*Exercise details*
Copy every record below exactly.

*Extracts from a graphics dataset*
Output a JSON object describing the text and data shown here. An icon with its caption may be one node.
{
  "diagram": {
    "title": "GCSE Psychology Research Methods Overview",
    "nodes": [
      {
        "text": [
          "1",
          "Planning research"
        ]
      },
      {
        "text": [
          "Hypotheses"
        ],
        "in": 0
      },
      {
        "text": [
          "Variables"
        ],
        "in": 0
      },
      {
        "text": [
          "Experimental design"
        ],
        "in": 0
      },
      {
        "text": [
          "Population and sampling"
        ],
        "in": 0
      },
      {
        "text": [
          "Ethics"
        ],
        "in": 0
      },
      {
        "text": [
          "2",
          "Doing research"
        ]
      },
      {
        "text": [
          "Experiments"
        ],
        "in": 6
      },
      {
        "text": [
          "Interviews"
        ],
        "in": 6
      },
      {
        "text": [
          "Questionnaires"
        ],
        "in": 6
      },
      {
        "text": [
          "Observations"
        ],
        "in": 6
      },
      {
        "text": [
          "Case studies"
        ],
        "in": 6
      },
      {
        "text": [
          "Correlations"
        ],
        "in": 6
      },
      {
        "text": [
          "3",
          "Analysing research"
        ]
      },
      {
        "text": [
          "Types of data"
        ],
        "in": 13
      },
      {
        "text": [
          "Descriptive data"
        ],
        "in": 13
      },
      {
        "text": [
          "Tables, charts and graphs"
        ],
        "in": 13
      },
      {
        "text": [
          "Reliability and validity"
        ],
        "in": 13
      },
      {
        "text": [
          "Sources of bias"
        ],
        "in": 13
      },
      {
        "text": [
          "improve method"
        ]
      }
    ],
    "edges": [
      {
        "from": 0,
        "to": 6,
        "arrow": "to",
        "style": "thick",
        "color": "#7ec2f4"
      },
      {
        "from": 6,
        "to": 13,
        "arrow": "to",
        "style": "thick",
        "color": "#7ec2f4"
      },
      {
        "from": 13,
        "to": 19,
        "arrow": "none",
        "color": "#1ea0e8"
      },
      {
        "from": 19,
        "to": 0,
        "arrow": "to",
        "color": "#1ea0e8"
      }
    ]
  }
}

*Solution to this problem*
Output a JSON object describing the text and data shown here. An icon with its caption may be one node.
{
  "diagram": {
    "title": "GCSE Psychology Research Methods Overview",
    "nodes": [
      {
        "text": [
          "1",
          "Planning research"
        ]
      },
      {
        "text": [
          "Hypotheses"
        ],
        "in": 0
      },
      {
        "text": [
          "Variables"
        ],
        "in": 0
      },
      {
        "text": [
          "Experimental design"
        ],
        "in": 0
      },
      {
        "text": [
          "Population and sampling"
        ],
        "in": 0
      },
      {
        "text": [
          "Ethics"
        ],
        "in": 0
      },
      {
        "text": [
          "2",
          "Doing research"
        ]
      },
      {
        "text": [
          "Experiments"
        ],
        "in": 6
      },
      {
        "text": [
          "Interviews"
        ],
        "in": 6
      },
      {
        "text": [
          "Questionnaires"
        ],
        "in": 6
      },
      {
        "text": [
          "Observations"
        ],
        "in": 6
      },
      {
        "text": [
          "Case studies"
        ],
        "in": 6
      },
      {
        "text": [
          "Correlations"
        ],
        "in": 6
      },
      {
        "text": [
          "3",
          "Analysing research"
        ]
      },
      {
        "text": [
          "Types of data"
        ],
        "in": 13
      },
      {
        "text": [
          "Descriptive data"
        ],
        "in": 13
      },
      {
        "text": [
          "Tables, charts and graphs"
        ],
        "in": 13
      },
      {
        "text": [
          "Reliability and validity"
        ],
        "in": 13
      },
      {
        "text": [
          "Sources of bias"
        ],
        "in": 13
      },
      {
        "text": [
          "improve method"
        ]
      }
    ],
    "edges": [
      {
        "from": 0,
        "to": 6,
        "arrow": "to",
        "style": "thick",
        "color": "#7ec2f4"
      },
      {
        "from": 6,
        "to": 13,
        "arrow": "to",
        "style": "thick",
        "color": "#7ec2f4"
      },
      {
        "from": 13,
        "to": 19,
        "arrow": "none",
        "color": "#1ea0e8"
      },
      {
        "from": 19,
        "to": 0,
        "arrow": "to",
        "color": "#1ea0e8"
      }
    ]
  }
}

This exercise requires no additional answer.